** Begin Data rows **

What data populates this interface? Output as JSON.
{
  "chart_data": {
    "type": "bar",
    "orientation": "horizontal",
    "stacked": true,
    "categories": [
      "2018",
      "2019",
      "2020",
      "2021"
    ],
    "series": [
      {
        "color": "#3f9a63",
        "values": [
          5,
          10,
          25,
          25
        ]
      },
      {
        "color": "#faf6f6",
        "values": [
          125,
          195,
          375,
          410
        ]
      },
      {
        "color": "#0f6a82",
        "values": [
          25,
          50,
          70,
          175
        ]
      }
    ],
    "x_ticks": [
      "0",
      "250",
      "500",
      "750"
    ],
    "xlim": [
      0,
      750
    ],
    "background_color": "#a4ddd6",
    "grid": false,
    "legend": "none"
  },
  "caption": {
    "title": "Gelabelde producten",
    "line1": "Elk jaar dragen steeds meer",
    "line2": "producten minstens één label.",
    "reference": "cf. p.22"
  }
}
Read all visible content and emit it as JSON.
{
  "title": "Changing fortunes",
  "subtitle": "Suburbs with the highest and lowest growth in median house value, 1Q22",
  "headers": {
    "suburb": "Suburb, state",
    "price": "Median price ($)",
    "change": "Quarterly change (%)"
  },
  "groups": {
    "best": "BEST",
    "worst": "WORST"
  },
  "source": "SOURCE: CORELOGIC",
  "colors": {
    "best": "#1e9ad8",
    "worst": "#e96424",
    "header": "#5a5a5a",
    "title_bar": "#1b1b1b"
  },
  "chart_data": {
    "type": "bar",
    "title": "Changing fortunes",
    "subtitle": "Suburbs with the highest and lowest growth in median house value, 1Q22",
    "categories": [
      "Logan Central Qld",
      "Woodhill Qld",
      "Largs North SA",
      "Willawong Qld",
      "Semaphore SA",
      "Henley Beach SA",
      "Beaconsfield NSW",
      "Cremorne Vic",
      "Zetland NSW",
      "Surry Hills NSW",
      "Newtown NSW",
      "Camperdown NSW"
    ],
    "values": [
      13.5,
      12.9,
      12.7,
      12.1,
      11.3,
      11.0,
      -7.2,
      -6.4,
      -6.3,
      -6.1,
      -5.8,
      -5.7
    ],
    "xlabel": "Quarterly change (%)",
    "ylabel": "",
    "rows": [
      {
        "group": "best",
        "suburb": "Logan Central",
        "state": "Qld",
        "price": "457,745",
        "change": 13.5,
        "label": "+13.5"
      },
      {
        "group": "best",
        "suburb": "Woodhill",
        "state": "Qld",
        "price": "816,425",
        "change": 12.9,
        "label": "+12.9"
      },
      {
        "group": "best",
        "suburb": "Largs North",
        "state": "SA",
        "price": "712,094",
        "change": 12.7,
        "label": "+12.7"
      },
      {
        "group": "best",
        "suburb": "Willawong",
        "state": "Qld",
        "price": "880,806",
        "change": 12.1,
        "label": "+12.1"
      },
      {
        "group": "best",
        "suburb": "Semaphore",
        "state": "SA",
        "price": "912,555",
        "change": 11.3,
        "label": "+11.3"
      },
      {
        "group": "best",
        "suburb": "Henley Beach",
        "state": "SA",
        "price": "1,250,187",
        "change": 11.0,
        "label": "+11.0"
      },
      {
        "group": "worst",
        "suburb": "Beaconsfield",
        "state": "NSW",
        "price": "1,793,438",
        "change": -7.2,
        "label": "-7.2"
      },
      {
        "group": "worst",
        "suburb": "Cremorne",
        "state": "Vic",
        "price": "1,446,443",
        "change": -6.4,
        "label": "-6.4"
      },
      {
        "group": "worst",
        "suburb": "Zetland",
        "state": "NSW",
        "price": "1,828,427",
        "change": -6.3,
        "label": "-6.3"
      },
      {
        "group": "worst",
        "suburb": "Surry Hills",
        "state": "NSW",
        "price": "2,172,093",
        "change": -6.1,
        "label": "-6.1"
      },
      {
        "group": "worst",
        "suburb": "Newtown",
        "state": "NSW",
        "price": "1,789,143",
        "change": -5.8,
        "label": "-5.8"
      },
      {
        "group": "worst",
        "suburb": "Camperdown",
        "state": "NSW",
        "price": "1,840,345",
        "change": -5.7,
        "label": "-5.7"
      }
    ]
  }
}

** End Data rows **

Take the entries and copy them out exactly.

→ Result of the task
What data populates this interface? Output as JSON.
{
  "chart_data": {
    "type": "bar",
    "orientation": "horizontal",
    "stacked": true,
    "categories": [
      "2018",
      "2019",
      "2020",
      "2021"
    ],
    "series": [
      {
        "color": "#3f9a63",
        "values": [
          5,
          10,
          25,
          25
        ]
      },
      {
        "color": "#faf6f6",
        "values": [
          125,
          195,
          375,
          410
        ]
      },
      {
        "color": "#0f6a82",
        "values": [
          25,
          50,
          70,
          175
        ]
      }
    ],
    "x_ticks": [
      "0",
      "250",
      "500",
      "750"
    ],
    "xlim": [
      0,
      750
    ],
    "background_color": "#a4ddd6",
    "grid": false,
    "legend": "none"
  },
  "caption": {
    "title": "Gelabelde producten",
    "line1": "Elk jaar dragen steeds meer",
    "line2": "producten minstens één label.",
    "reference": "cf. p.22"
  }
}
Read all visible content and emit it as JSON.
{
  "title": "Changing fortunes",
  "subtitle": "Suburbs with the highest and lowest growth in median house value, 1Q22",
  "headers": {
    "suburb": "Suburb, state",
    "price": "Median price ($)",
    "change": "Quarterly change (%)"
  },
  "groups": {
    "best": "BEST",
    "worst": "WORST"
  },
  "source": "SOURCE: CORELOGIC",
  "colors": {
    "best": "#1e9ad8",
    "worst": "#e96424",
    "header": "#5a5a5a",
    "title_bar": "#1b1b1b"
  },
  "chart_data": {
    "type": "bar",
    "title": "Changing fortunes",
    "subtitle": "Suburbs with the highest and lowest growth in median house value, 1Q22",
    "categories": [
      "Logan Central Qld",
      "Woodhill Qld",
      "Largs North SA",
      "Willawong Qld",
      "Semaphore SA",
      "Henley Beach SA",
      "Beaconsfield NSW",
      "Cremorne Vic",
      "Zetland NSW",
      "Surry Hills NSW",
      "Newtown NSW",
      "Camperdown NSW"
    ],
    "values": [
      13.5,
      12.9,
      12.7,
      12.1,
      11.3,
      11.0,
      -7.2,
      -6.4,
      -6.3,
      -6.1,
      -5.8,
      -5.7
    ],
    "xlabel": "Quarterly change (%)",
    "ylabel": "",
    "rows": [
      {
        "group": "best",
        "suburb": "Logan Central",
        "state": "Qld",
        "price": "457,745",
        "change": 13.5,
        "label": "+13.5"
      },
      {
        "group": "best",
        "suburb": "Woodhill",
        "state": "Qld",
        "price": "816,425",
        "change": 12.9,
        "label": "+12.9"
      },
      {
        "group": "best",
        "suburb": "Largs North",
        "state": "SA",
        "price": "712,094",
        "change": 12.7,
        "label": "+12.7"
      },
      {
        "group": "best",
        "suburb": "Willawong",
        "state": "Qld",
        "price": "880,806",
        "change": 12.1,
        "label": "+12.1"
      },
      {
        "group": "best",
        "suburb": "Semaphore",
        "state": "SA",
        "price": "912,555",
        "change": 11.3,
        "label": "+11.3"
      },
      {
        "group": "best",
        "suburb": "Henley Beach",
        "state": "SA",
        "price": "1,250,187",
        "change": 11.0,
        "label": "+11.0"
      },
      {
        "group": "worst",
        "suburb": "Beaconsfield",
        "state": "NSW",
        "price": "1,793,438",
        "change": -7.2,
        "label": "-7.2"
      },
      {
        "group": "worst",
        "suburb": "Cremorne",
        "state": "Vic",
        "price": "1,446,443",
        "change": -6.4,
        "label": "-6.4"
      },
      {
        "group": "worst",
        "suburb": "Zetland",
        "state": "NSW",
        "price": "1,828,427",
        "change": -6.3,
        "label": "-6.3"
      },
      {
        "group": "worst",
        "suburb": "Surry Hills",
        "state": "NSW",
        "price": "2,172,093",
        "change": -6.1,
        "label": "-6.1"
      },
      {
        "group": "worst",
        "suburb": "Newtown",
        "state": "NSW",
        "price": "1,789,143",
        "change": -5.8,
        "label": "-5.8"
      },
      {
        "group": "worst",
        "suburb": "Camperdown",
        "state": "NSW",
        "price": "1,840,345",
        "change": -5.7,
        "label": "-5.7"
      }
    ]
  }
}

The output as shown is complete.